#### [Given task]
Copy all the data exactly, except the pictures.

#### [Entries provided]
□ □ □ □

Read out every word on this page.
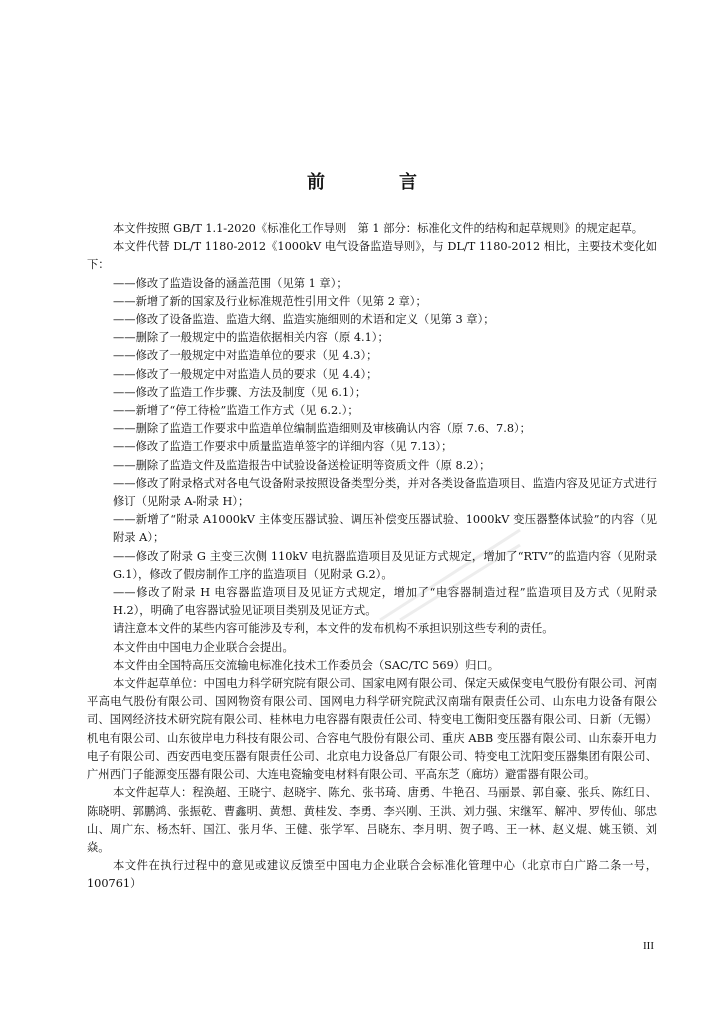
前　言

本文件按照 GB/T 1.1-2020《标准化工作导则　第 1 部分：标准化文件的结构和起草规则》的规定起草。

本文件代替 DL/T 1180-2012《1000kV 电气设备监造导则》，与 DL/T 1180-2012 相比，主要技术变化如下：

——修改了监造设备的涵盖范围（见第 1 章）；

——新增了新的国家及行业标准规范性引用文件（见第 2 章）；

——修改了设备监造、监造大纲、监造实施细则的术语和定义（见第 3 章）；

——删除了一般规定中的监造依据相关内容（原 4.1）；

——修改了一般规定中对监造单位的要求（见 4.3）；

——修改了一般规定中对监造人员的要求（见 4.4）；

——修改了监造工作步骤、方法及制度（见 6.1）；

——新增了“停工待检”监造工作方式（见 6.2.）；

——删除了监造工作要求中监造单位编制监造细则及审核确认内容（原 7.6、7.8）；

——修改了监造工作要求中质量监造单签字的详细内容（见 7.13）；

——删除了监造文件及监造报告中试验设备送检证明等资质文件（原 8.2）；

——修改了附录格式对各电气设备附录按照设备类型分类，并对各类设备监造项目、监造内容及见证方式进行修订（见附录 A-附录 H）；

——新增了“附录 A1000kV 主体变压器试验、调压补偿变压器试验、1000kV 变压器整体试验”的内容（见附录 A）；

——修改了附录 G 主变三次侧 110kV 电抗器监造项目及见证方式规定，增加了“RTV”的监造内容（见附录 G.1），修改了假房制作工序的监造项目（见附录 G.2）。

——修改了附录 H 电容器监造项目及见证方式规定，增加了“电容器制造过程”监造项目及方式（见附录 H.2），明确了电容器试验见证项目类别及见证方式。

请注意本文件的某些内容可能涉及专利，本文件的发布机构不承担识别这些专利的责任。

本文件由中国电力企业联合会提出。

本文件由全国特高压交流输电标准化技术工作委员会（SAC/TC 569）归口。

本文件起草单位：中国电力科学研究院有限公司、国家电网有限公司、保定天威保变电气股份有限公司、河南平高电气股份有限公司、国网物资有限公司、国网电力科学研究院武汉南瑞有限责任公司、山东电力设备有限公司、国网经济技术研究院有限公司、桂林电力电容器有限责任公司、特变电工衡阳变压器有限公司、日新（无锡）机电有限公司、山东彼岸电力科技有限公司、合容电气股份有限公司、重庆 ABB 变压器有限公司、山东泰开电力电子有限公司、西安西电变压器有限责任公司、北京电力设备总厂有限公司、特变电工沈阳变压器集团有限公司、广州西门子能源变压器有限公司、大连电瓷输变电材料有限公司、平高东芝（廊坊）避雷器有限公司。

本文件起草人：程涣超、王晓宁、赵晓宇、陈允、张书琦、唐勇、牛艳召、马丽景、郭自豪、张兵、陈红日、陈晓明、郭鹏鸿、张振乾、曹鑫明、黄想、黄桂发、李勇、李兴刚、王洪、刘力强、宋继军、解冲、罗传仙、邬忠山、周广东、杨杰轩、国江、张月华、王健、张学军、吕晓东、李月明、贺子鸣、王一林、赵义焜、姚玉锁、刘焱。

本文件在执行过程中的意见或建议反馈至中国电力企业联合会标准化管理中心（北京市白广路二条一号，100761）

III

□ □ □ □

#### [Written solution]
Read out every word on this page.
前　言

本文件按照 GB/T 1.1-2020《标准化工作导则　第 1 部分：标准化文件的结构和起草规则》的规定起草。

本文件代替 DL/T 1180-2012《1000kV 电气设备监造导则》，与 DL/T 1180-2012 相比，主要技术变化如下：

——修改了监造设备的涵盖范围（见第 1 章）；

——新增了新的国家及行业标准规范性引用文件（见第 2 章）；

——修改了设备监造、监造大纲、监造实施细则的术语和定义（见第 3 章）；

——删除了一般规定中的监造依据相关内容（原 4.1）；

——修改了一般规定中对监造单位的要求（见 4.3）；

——修改了一般规定中对监造人员的要求（见 4.4）；

——修改了监造工作步骤、方法及制度（见 6.1）；

——新增了“停工待检”监造工作方式（见 6.2.）；

——删除了监造工作要求中监造单位编制监造细则及审核确认内容（原 7.6、7.8）；

——修改了监造工作要求中质量监造单签字的详细内容（见 7.13）；

——删除了监造文件及监造报告中试验设备送检证明等资质文件（原 8.2）；

——修改了附录格式对各电气设备附录按照设备类型分类，并对各类设备监造项目、监造内容及见证方式进行修订（见附录 A-附录 H）；

——新增了“附录 A1000kV 主体变压器试验、调压补偿变压器试验、1000kV 变压器整体试验”的内容（见附录 A）；

——修改了附录 G 主变三次侧 110kV 电抗器监造项目及见证方式规定，增加了“RTV”的监造内容（见附录 G.1），修改了假房制作工序的监造项目（见附录 G.2）。

——修改了附录 H 电容器监造项目及见证方式规定，增加了“电容器制造过程”监造项目及方式（见附录 H.2），明确了电容器试验见证项目类别及见证方式。

请注意本文件的某些内容可能涉及专利，本文件的发布机构不承担识别这些专利的责任。

本文件由中国电力企业联合会提出。

本文件由全国特高压交流输电标准化技术工作委员会（SAC/TC 569）归口。

本文件起草单位：中国电力科学研究院有限公司、国家电网有限公司、保定天威保变电气股份有限公司、河南平高电气股份有限公司、国网物资有限公司、国网电力科学研究院武汉南瑞有限责任公司、山东电力设备有限公司、国网经济技术研究院有限公司、桂林电力电容器有限责任公司、特变电工衡阳变压器有限公司、日新（无锡）机电有限公司、山东彼岸电力科技有限公司、合容电气股份有限公司、重庆 ABB 变压器有限公司、山东泰开电力电子有限公司、西安西电变压器有限责任公司、北京电力设备总厂有限公司、特变电工沈阳变压器集团有限公司、广州西门子能源变压器有限公司、大连电瓷输变电材料有限公司、平高东芝（廊坊）避雷器有限公司。

本文件起草人：程涣超、王晓宁、赵晓宇、陈允、张书琦、唐勇、牛艳召、马丽景、郭自豪、张兵、陈红日、陈晓明、郭鹏鸿、张振乾、曹鑫明、黄想、黄桂发、李勇、李兴刚、王洪、刘力强、宋继军、解冲、罗传仙、邬忠山、周广东、杨杰轩、国江、张月华、王健、张学军、吕晓东、李月明、贺子鸣、王一林、赵义焜、姚玉锁、刘焱。

本文件在执行过程中的意见或建议反馈至中国电力企业联合会标准化管理中心（北京市白广路二条一号，100761）

III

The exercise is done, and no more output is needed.